__INSTRUCTIONS TO FOLLOW__. Transcribe all the records exactly and omit any images they hold.
● ● ●
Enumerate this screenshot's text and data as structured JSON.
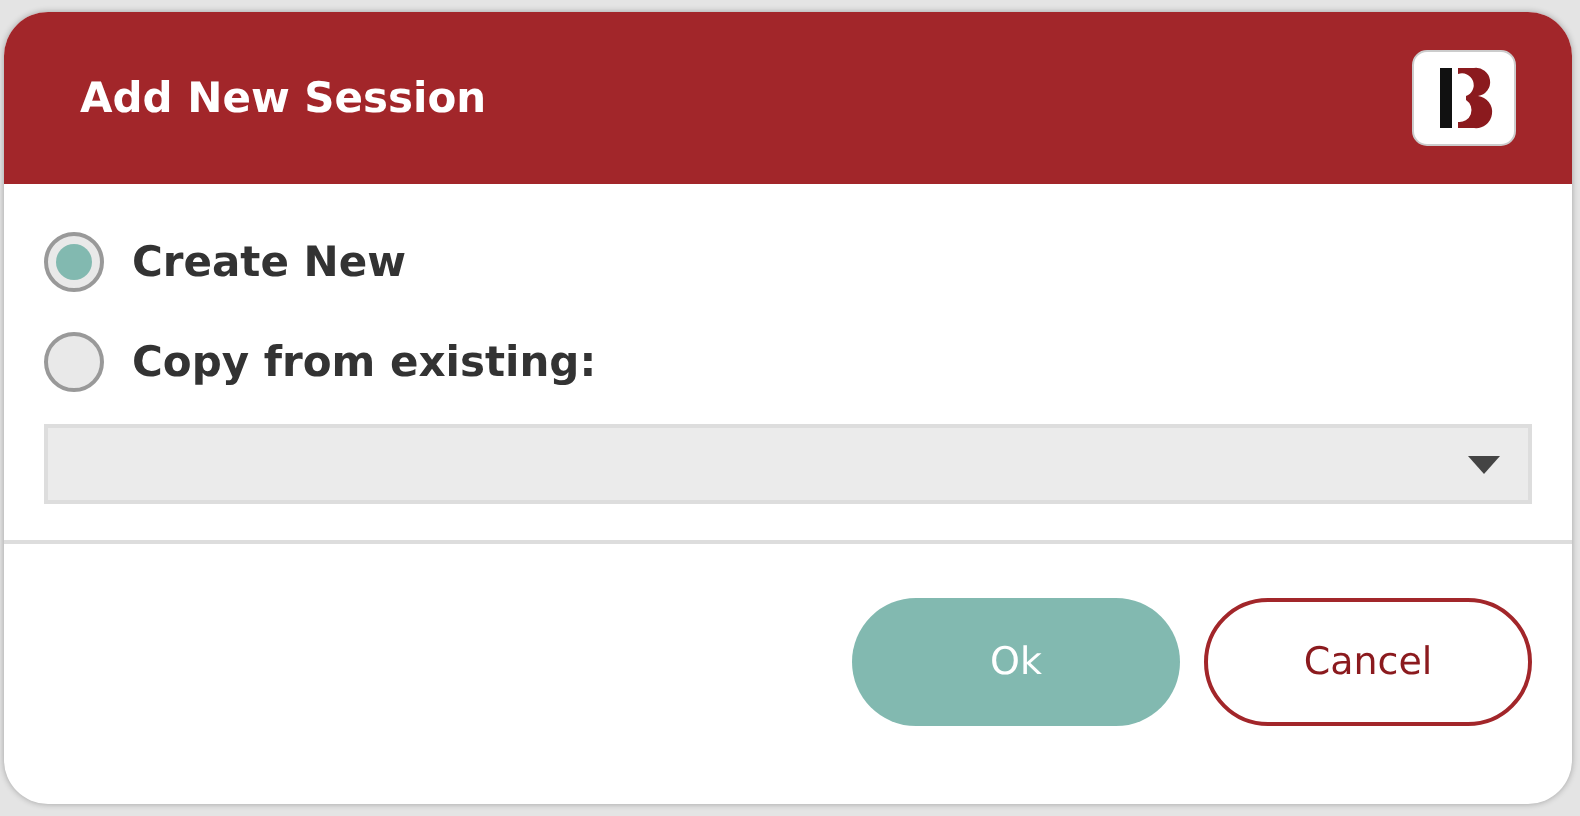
{
  "dialog": {
    "title": "Add New Session"
  },
  "options": [
    {
      "label": "Create New",
      "selected": true
    },
    {
      "label": "Copy from existing:",
      "selected": false
    }
  ],
  "session_select": {
    "disabled": true
  },
  "buttons": [
    {
      "label": "Ok",
      "kind": "primary"
    },
    {
      "label": "Cancel",
      "kind": "secondary"
    }
  ]
}
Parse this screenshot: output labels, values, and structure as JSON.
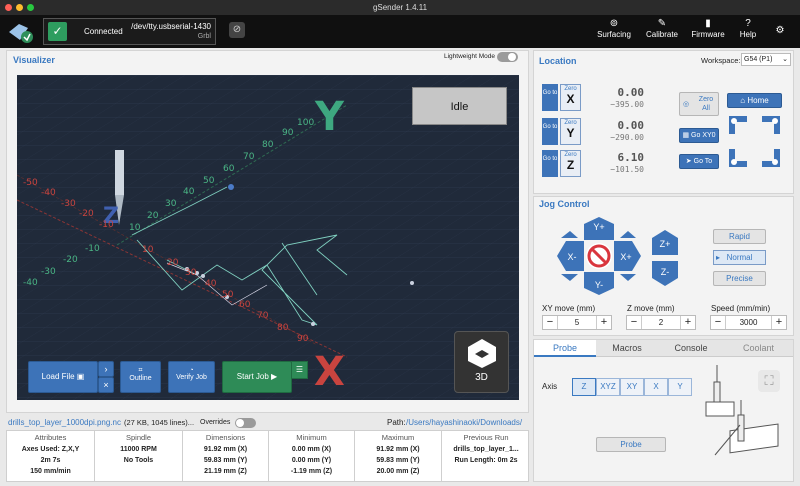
{
  "app": {
    "title": "gSender 1.4.11"
  },
  "connection": {
    "status": "Connected",
    "port": "/dev/tty.usbserial-1430",
    "firmware": "Grbl"
  },
  "nav": [
    {
      "label": "Surfacing",
      "icon": "surfacing-icon"
    },
    {
      "label": "Calibrate",
      "icon": "calibrate-icon"
    },
    {
      "label": "Firmware",
      "icon": "firmware-icon"
    },
    {
      "label": "Help",
      "icon": "help-icon"
    }
  ],
  "visualizer": {
    "title": "Visualizer",
    "lightweight_label": "Lightweight Mode",
    "state": "Idle",
    "view_label": "3D",
    "axis_x": "X",
    "axis_y": "Y",
    "axis_z": "Z"
  },
  "job_buttons": {
    "load": "Load File",
    "outline": "Outline",
    "verify": "Verify Job",
    "start": "Start Job"
  },
  "file": {
    "name": "drills_top_layer_1000dpi.png.nc",
    "meta": "(27 KB, 1045 lines)...",
    "overrides": "Overrides",
    "path_label": "Path:",
    "path": "/Users/hayashinaoki/Downloads/"
  },
  "stats": {
    "attributes": {
      "h": "Attributes",
      "l1": "Axes Used: Z,X,Y",
      "l2": "2m 7s",
      "l3": "150 mm/min"
    },
    "spindle": {
      "h": "Spindle",
      "l1": "11000 RPM",
      "l2": "No Tools"
    },
    "dimensions": {
      "h": "Dimensions",
      "l1": "91.92 mm (X)",
      "l2": "59.83 mm (Y)",
      "l3": "21.19 mm (Z)"
    },
    "minimum": {
      "h": "Minimum",
      "l1": "0.00 mm (X)",
      "l2": "0.00 mm (Y)",
      "l3": "-1.19 mm (Z)"
    },
    "maximum": {
      "h": "Maximum",
      "l1": "91.92 mm (X)",
      "l2": "59.83 mm (Y)",
      "l3": "20.00 mm (Z)"
    },
    "previous": {
      "h": "Previous Run",
      "l1": "drills_top_layer_1...",
      "l2": "Run Length: 0m 2s"
    }
  },
  "location": {
    "title": "Location",
    "workspace_label": "Workspace:",
    "workspace": "G54 (P1)",
    "goto": "Go to",
    "zero": "Zero",
    "axes": [
      {
        "name": "X",
        "value": "0.00",
        "machine": "−395.00"
      },
      {
        "name": "Y",
        "value": "0.00",
        "machine": "−290.00"
      },
      {
        "name": "Z",
        "value": "6.10",
        "machine": "−101.50"
      }
    ],
    "zero_all": "Zero All",
    "home": "Home",
    "go_xy0": "Go XY0",
    "go_to": "Go To"
  },
  "jog": {
    "title": "Jog Control",
    "ypos": "Y+",
    "yneg": "Y-",
    "xpos": "X+",
    "xneg": "X-",
    "zpos": "Z+",
    "zneg": "Z-",
    "rapid": "Rapid",
    "normal": "Normal",
    "precise": "Precise",
    "xy_label": "XY move (mm)",
    "xy_value": "5",
    "z_label": "Z move (mm)",
    "z_value": "2",
    "speed_label": "Speed (mm/min)",
    "speed_value": "3000"
  },
  "tabs": [
    "Probe",
    "Macros",
    "Console",
    "Coolant"
  ],
  "probe": {
    "axis_label": "Axis",
    "axes": [
      "Z",
      "XYZ",
      "XY",
      "X",
      "Y"
    ],
    "button": "Probe"
  },
  "chart_ticks": {
    "y": [
      "10",
      "20",
      "30",
      "40",
      "50",
      "60",
      "70",
      "80",
      "90",
      "100"
    ],
    "x": [
      "10",
      "20",
      "30",
      "40",
      "50",
      "60",
      "70",
      "80",
      "90"
    ],
    "neg": [
      "-50",
      "-40",
      "-30",
      "-20",
      "-10"
    ]
  }
}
● ● ●
__SOLUTION FOR THIS EXERCISE__.
Enumerate this screenshot's text and data as structured JSON.
{
  "dialog": {
    "title": "Add New Session"
  },
  "options": [
    {
      "label": "Create New",
      "selected": true
    },
    {
      "label": "Copy from existing:",
      "selected": false
    }
  ],
  "session_select": {
    "disabled": true
  },
  "buttons": [
    {
      "label": "Ok",
      "kind": "primary"
    },
    {
      "label": "Cancel",
      "kind": "secondary"
    }
  ]
}
Parse this screenshot: output labels, values, and structure as JSON.
{
  "app": {
    "title": "gSender 1.4.11"
  },
  "connection": {
    "status": "Connected",
    "port": "/dev/tty.usbserial-1430",
    "firmware": "Grbl"
  },
  "nav": [
    {
      "label": "Surfacing",
      "icon": "surfacing-icon"
    },
    {
      "label": "Calibrate",
      "icon": "calibrate-icon"
    },
    {
      "label": "Firmware",
      "icon": "firmware-icon"
    },
    {
      "label": "Help",
      "icon": "help-icon"
    }
  ],
  "visualizer": {
    "title": "Visualizer",
    "lightweight_label": "Lightweight Mode",
    "state": "Idle",
    "view_label": "3D",
    "axis_x": "X",
    "axis_y": "Y",
    "axis_z": "Z"
  },
  "job_buttons": {
    "load": "Load File",
    "outline": "Outline",
    "verify": "Verify Job",
    "start": "Start Job"
  },
  "file": {
    "name": "drills_top_layer_1000dpi.png.nc",
    "meta": "(27 KB, 1045 lines)...",
    "overrides": "Overrides",
    "path_label": "Path:",
    "path": "/Users/hayashinaoki/Downloads/"
  },
  "stats": {
    "attributes": {
      "h": "Attributes",
      "l1": "Axes Used: Z,X,Y",
      "l2": "2m 7s",
      "l3": "150 mm/min"
    },
    "spindle": {
      "h": "Spindle",
      "l1": "11000 RPM",
      "l2": "No Tools"
    },
    "dimensions": {
      "h": "Dimensions",
      "l1": "91.92 mm (X)",
      "l2": "59.83 mm (Y)",
      "l3": "21.19 mm (Z)"
    },
    "minimum": {
      "h": "Minimum",
      "l1": "0.00 mm (X)",
      "l2": "0.00 mm (Y)",
      "l3": "-1.19 mm (Z)"
    },
    "maximum": {
      "h": "Maximum",
      "l1": "91.92 mm (X)",
      "l2": "59.83 mm (Y)",
      "l3": "20.00 mm (Z)"
    },
    "previous": {
      "h": "Previous Run",
      "l1": "drills_top_layer_1...",
      "l2": "Run Length: 0m 2s"
    }
  },
  "location": {
    "title": "Location",
    "workspace_label": "Workspace:",
    "workspace": "G54 (P1)",
    "goto": "Go to",
    "zero": "Zero",
    "axes": [
      {
        "name": "X",
        "value": "0.00",
        "machine": "−395.00"
      },
      {
        "name": "Y",
        "value": "0.00",
        "machine": "−290.00"
      },
      {
        "name": "Z",
        "value": "6.10",
        "machine": "−101.50"
      }
    ],
    "zero_all": "Zero All",
    "home": "Home",
    "go_xy0": "Go XY0",
    "go_to": "Go To"
  },
  "jog": {
    "title": "Jog Control",
    "ypos": "Y+",
    "yneg": "Y-",
    "xpos": "X+",
    "xneg": "X-",
    "zpos": "Z+",
    "zneg": "Z-",
    "rapid": "Rapid",
    "normal": "Normal",
    "precise": "Precise",
    "xy_label": "XY move (mm)",
    "xy_value": "5",
    "z_label": "Z move (mm)",
    "z_value": "2",
    "speed_label": "Speed (mm/min)",
    "speed_value": "3000"
  },
  "tabs": [
    "Probe",
    "Macros",
    "Console",
    "Coolant"
  ],
  "probe": {
    "axis_label": "Axis",
    "axes": [
      "Z",
      "XYZ",
      "XY",
      "X",
      "Y"
    ],
    "button": "Probe"
  },
  "chart_ticks": {
    "y": [
      "10",
      "20",
      "30",
      "40",
      "50",
      "60",
      "70",
      "80",
      "90",
      "100"
    ],
    "x": [
      "10",
      "20",
      "30",
      "40",
      "50",
      "60",
      "70",
      "80",
      "90"
    ],
    "neg": [
      "-50",
      "-40",
      "-30",
      "-20",
      "-10"
    ]
  }
}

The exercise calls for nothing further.